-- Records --
Begin

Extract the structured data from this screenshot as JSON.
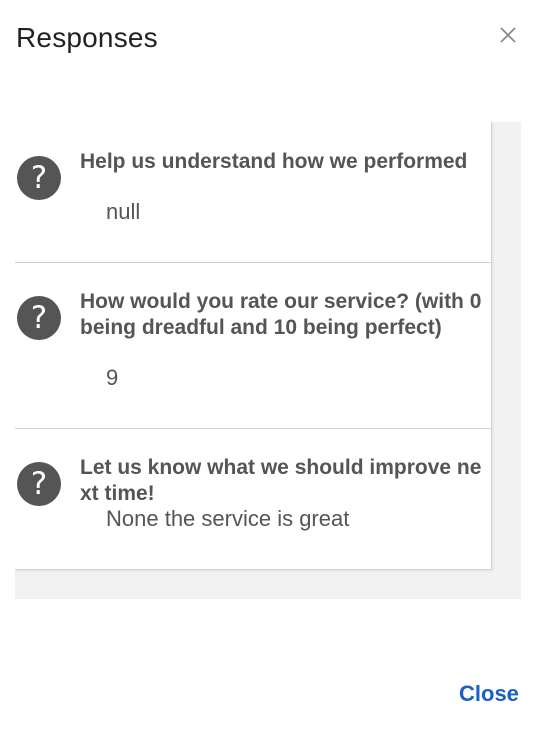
{
  "dialog": {
    "title": "Responses",
    "close_label": "Close"
  },
  "responses": [
    {
      "question": "Help us understand how we performed",
      "answer": "null",
      "icon": "question-icon"
    },
    {
      "question": "How would you rate our service? (with 0 being dreadful and 10 being perfect)",
      "answer": "9",
      "icon": "question-icon"
    },
    {
      "question": "Let us know what we should improve next time!",
      "answer": "None the service is great",
      "icon": "question-icon"
    }
  ],
  "colors": {
    "icon_bg": "#555555",
    "link": "#1a5fc9",
    "panel_bg": "#f2f2f2"
  }
}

End

-- Given problem --
Copy each line of the preceding data that contains the string "service".

-- Response --
      "question": "How would you rate our service? (with 0 being dreadful and 10 being perfect)",
      "answer": "None the service is great",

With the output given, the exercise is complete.